YOUR GOAL
Take the material below and retype it in full; pictures are left out.

RECORDS TO USE
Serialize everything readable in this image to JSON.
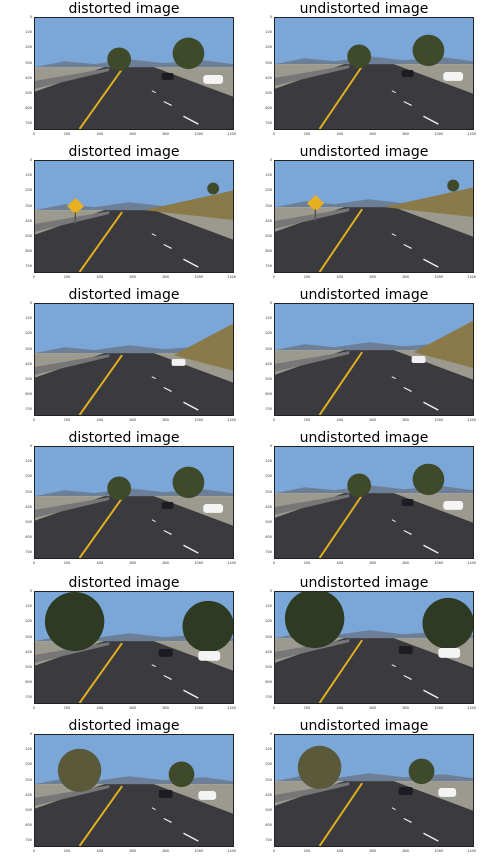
{
  "figure": {
    "rows": [
      {
        "left_title": "distorted image",
        "right_title": "undistorted image",
        "scene": "clear-road"
      },
      {
        "left_title": "distorted image",
        "right_title": "undistorted image",
        "scene": "deer-sign"
      },
      {
        "left_title": "distorted image",
        "right_title": "undistorted image",
        "scene": "hill-car"
      },
      {
        "left_title": "distorted image",
        "right_title": "undistorted image",
        "scene": "trees-cars"
      },
      {
        "left_title": "distorted image",
        "right_title": "undistorted image",
        "scene": "tree-shade"
      },
      {
        "left_title": "distorted image",
        "right_title": "undistorted image",
        "scene": "tree-right"
      }
    ],
    "y_ticks": [
      "0",
      "100",
      "200",
      "300",
      "400",
      "500",
      "600",
      "700"
    ],
    "x_ticks": [
      "0",
      "200",
      "400",
      "600",
      "800",
      "1000",
      "1200"
    ],
    "colors": {
      "sky": "#7aa6d8",
      "road": "#3a3a3f",
      "lane_yellow": "#e0b020",
      "tree": "#3f4a2a",
      "grass": "#8a7a4a"
    }
  }
}
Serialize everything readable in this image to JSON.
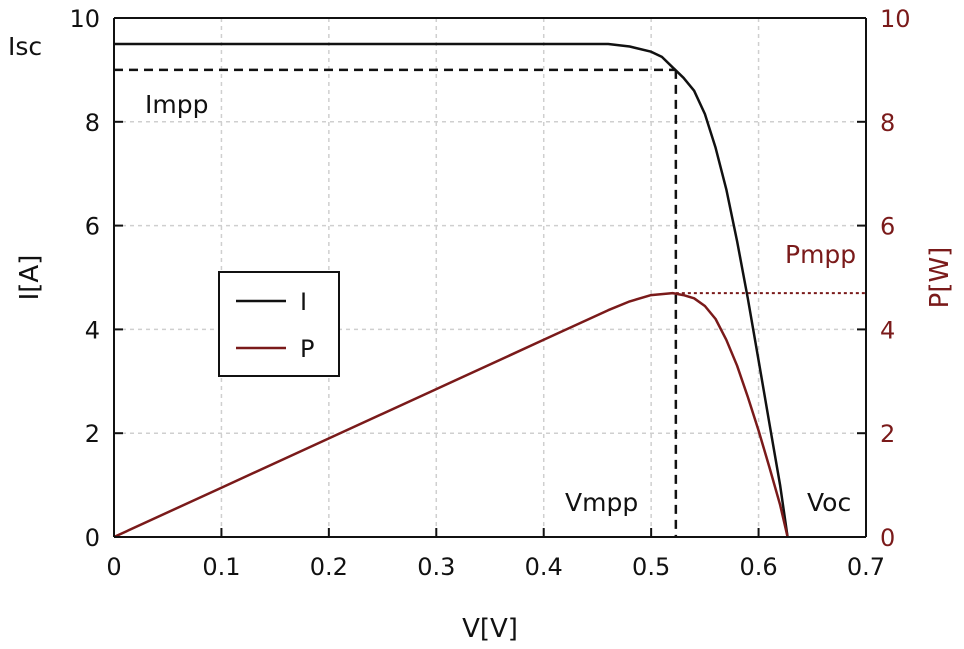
{
  "chart_data": {
    "type": "line",
    "xlabel": "V[V]",
    "ylabel_left": "I[A]",
    "ylabel_right": "P[W]",
    "xlim": [
      0,
      0.7
    ],
    "ylim_left": [
      0,
      10
    ],
    "ylim_right": [
      0,
      10
    ],
    "x_ticks": [
      "0",
      "0.1",
      "0.2",
      "0.3",
      "0.4",
      "0.5",
      "0.6",
      "0.7"
    ],
    "y_ticks_left": [
      "0",
      "2",
      "4",
      "6",
      "8",
      "10"
    ],
    "y_ticks_right": [
      "0",
      "2",
      "4",
      "6",
      "8",
      "10"
    ],
    "grid": true,
    "legend_position": "middle-left",
    "series": [
      {
        "name": "I",
        "axis": "left",
        "color": "#111111",
        "points": [
          [
            0,
            9.5
          ],
          [
            0.46,
            9.5
          ],
          [
            0.48,
            9.45
          ],
          [
            0.5,
            9.35
          ],
          [
            0.51,
            9.25
          ],
          [
            0.52,
            9.05
          ],
          [
            0.53,
            8.85
          ],
          [
            0.54,
            8.6
          ],
          [
            0.55,
            8.15
          ],
          [
            0.56,
            7.5
          ],
          [
            0.57,
            6.7
          ],
          [
            0.58,
            5.7
          ],
          [
            0.59,
            4.6
          ],
          [
            0.6,
            3.4
          ],
          [
            0.61,
            2.2
          ],
          [
            0.62,
            1.0
          ],
          [
            0.627,
            0.0
          ]
        ]
      },
      {
        "name": "P",
        "axis": "right",
        "color": "#7a1a1a",
        "points": [
          [
            0,
            0
          ],
          [
            0.1,
            0.95
          ],
          [
            0.2,
            1.9
          ],
          [
            0.3,
            2.85
          ],
          [
            0.4,
            3.8
          ],
          [
            0.46,
            4.37
          ],
          [
            0.48,
            4.54
          ],
          [
            0.5,
            4.66
          ],
          [
            0.52,
            4.7
          ],
          [
            0.53,
            4.66
          ],
          [
            0.54,
            4.6
          ],
          [
            0.55,
            4.45
          ],
          [
            0.56,
            4.2
          ],
          [
            0.57,
            3.8
          ],
          [
            0.58,
            3.3
          ],
          [
            0.59,
            2.7
          ],
          [
            0.6,
            2.05
          ],
          [
            0.61,
            1.35
          ],
          [
            0.62,
            0.62
          ],
          [
            0.627,
            0.0
          ]
        ]
      }
    ],
    "annotations": {
      "isc": {
        "label": "Isc",
        "value": 9.5
      },
      "impp": {
        "label": "Impp",
        "value": 9.0
      },
      "vmpp": {
        "label": "Vmpp",
        "value": 0.523
      },
      "voc": {
        "label": "Voc",
        "value": 0.627
      },
      "pmpp": {
        "label": "Pmpp",
        "value": 4.7
      }
    }
  },
  "colors": {
    "current": "#111111",
    "power": "#7a1a1a",
    "grid": "#cfcfcf",
    "axis": "#111111"
  }
}
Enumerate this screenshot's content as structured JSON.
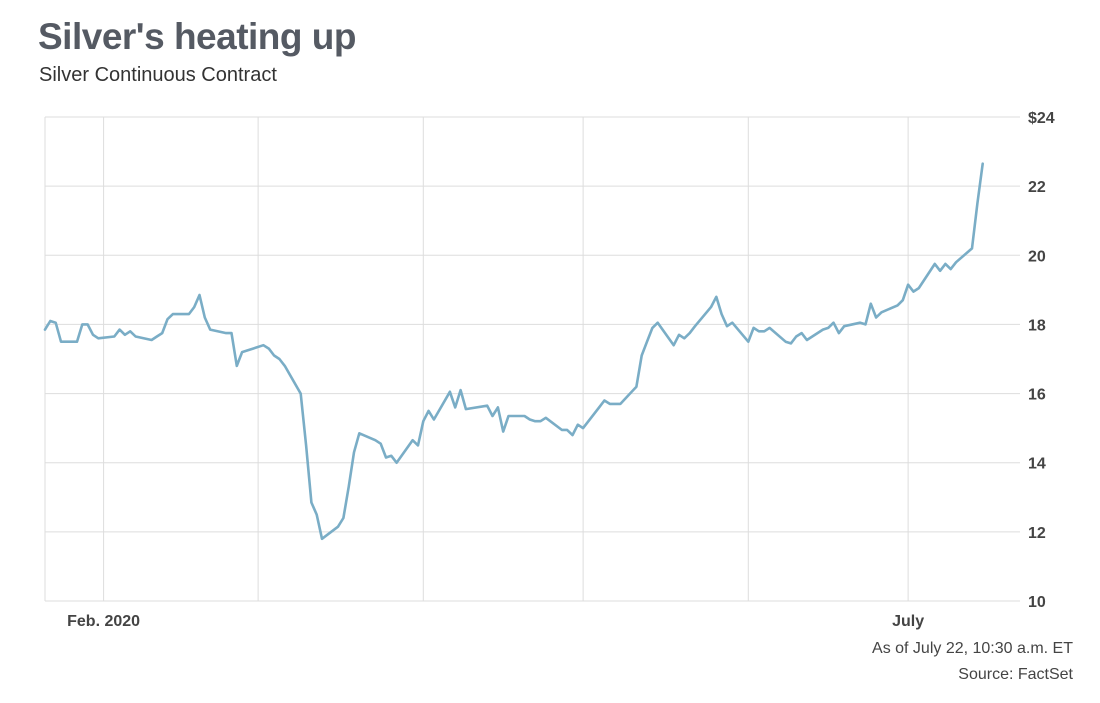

FINAL ANSWER
Serialize everything readable in this image to JSON.
{
  "figure": {
    "rows": [
      {
        "left_title": "distorted image",
        "right_title": "undistorted image",
        "scene": "clear-road"
      },
      {
        "left_title": "distorted image",
        "right_title": "undistorted image",
        "scene": "deer-sign"
      },
      {
        "left_title": "distorted image",
        "right_title": "undistorted image",
        "scene": "hill-car"
      },
      {
        "left_title": "distorted image",
        "right_title": "undistorted image",
        "scene": "trees-cars"
      },
      {
        "left_title": "distorted image",
        "right_title": "undistorted image",
        "scene": "tree-shade"
      },
      {
        "left_title": "distorted image",
        "right_title": "undistorted image",
        "scene": "tree-right"
      }
    ],
    "y_ticks": [
      "0",
      "100",
      "200",
      "300",
      "400",
      "500",
      "600",
      "700"
    ],
    "x_ticks": [
      "0",
      "200",
      "400",
      "600",
      "800",
      "1000",
      "1200"
    ],
    "colors": {
      "sky": "#7aa6d8",
      "road": "#3a3a3f",
      "lane_yellow": "#e0b020",
      "tree": "#3f4a2a",
      "grass": "#8a7a4a"
    }
  }
}
Serialize everything readable in this image to JSON.
{
  "chart_data": {
    "type": "line",
    "xlabel": "V[V]",
    "ylabel_left": "I[A]",
    "ylabel_right": "P[W]",
    "xlim": [
      0,
      0.7
    ],
    "ylim_left": [
      0,
      10
    ],
    "ylim_right": [
      0,
      10
    ],
    "x_ticks": [
      "0",
      "0.1",
      "0.2",
      "0.3",
      "0.4",
      "0.5",
      "0.6",
      "0.7"
    ],
    "y_ticks_left": [
      "0",
      "2",
      "4",
      "6",
      "8",
      "10"
    ],
    "y_ticks_right": [
      "0",
      "2",
      "4",
      "6",
      "8",
      "10"
    ],
    "grid": true,
    "legend_position": "middle-left",
    "series": [
      {
        "name": "I",
        "axis": "left",
        "color": "#111111",
        "points": [
          [
            0,
            9.5
          ],
          [
            0.46,
            9.5
          ],
          [
            0.48,
            9.45
          ],
          [
            0.5,
            9.35
          ],
          [
            0.51,
            9.25
          ],
          [
            0.52,
            9.05
          ],
          [
            0.53,
            8.85
          ],
          [
            0.54,
            8.6
          ],
          [
            0.55,
            8.15
          ],
          [
            0.56,
            7.5
          ],
          [
            0.57,
            6.7
          ],
          [
            0.58,
            5.7
          ],
          [
            0.59,
            4.6
          ],
          [
            0.6,
            3.4
          ],
          [
            0.61,
            2.2
          ],
          [
            0.62,
            1.0
          ],
          [
            0.627,
            0.0
          ]
        ]
      },
      {
        "name": "P",
        "axis": "right",
        "color": "#7a1a1a",
        "points": [
          [
            0,
            0
          ],
          [
            0.1,
            0.95
          ],
          [
            0.2,
            1.9
          ],
          [
            0.3,
            2.85
          ],
          [
            0.4,
            3.8
          ],
          [
            0.46,
            4.37
          ],
          [
            0.48,
            4.54
          ],
          [
            0.5,
            4.66
          ],
          [
            0.52,
            4.7
          ],
          [
            0.53,
            4.66
          ],
          [
            0.54,
            4.6
          ],
          [
            0.55,
            4.45
          ],
          [
            0.56,
            4.2
          ],
          [
            0.57,
            3.8
          ],
          [
            0.58,
            3.3
          ],
          [
            0.59,
            2.7
          ],
          [
            0.6,
            2.05
          ],
          [
            0.61,
            1.35
          ],
          [
            0.62,
            0.62
          ],
          [
            0.627,
            0.0
          ]
        ]
      }
    ],
    "annotations": {
      "isc": {
        "label": "Isc",
        "value": 9.5
      },
      "impp": {
        "label": "Impp",
        "value": 9.0
      },
      "vmpp": {
        "label": "Vmpp",
        "value": 0.523
      },
      "voc": {
        "label": "Voc",
        "value": 0.627
      },
      "pmpp": {
        "label": "Pmpp",
        "value": 4.7
      }
    }
  },
  "colors": {
    "current": "#111111",
    "power": "#7a1a1a",
    "grid": "#cfcfcf",
    "axis": "#111111"
  }
}
Enumerate this screenshot's content as structured JSON.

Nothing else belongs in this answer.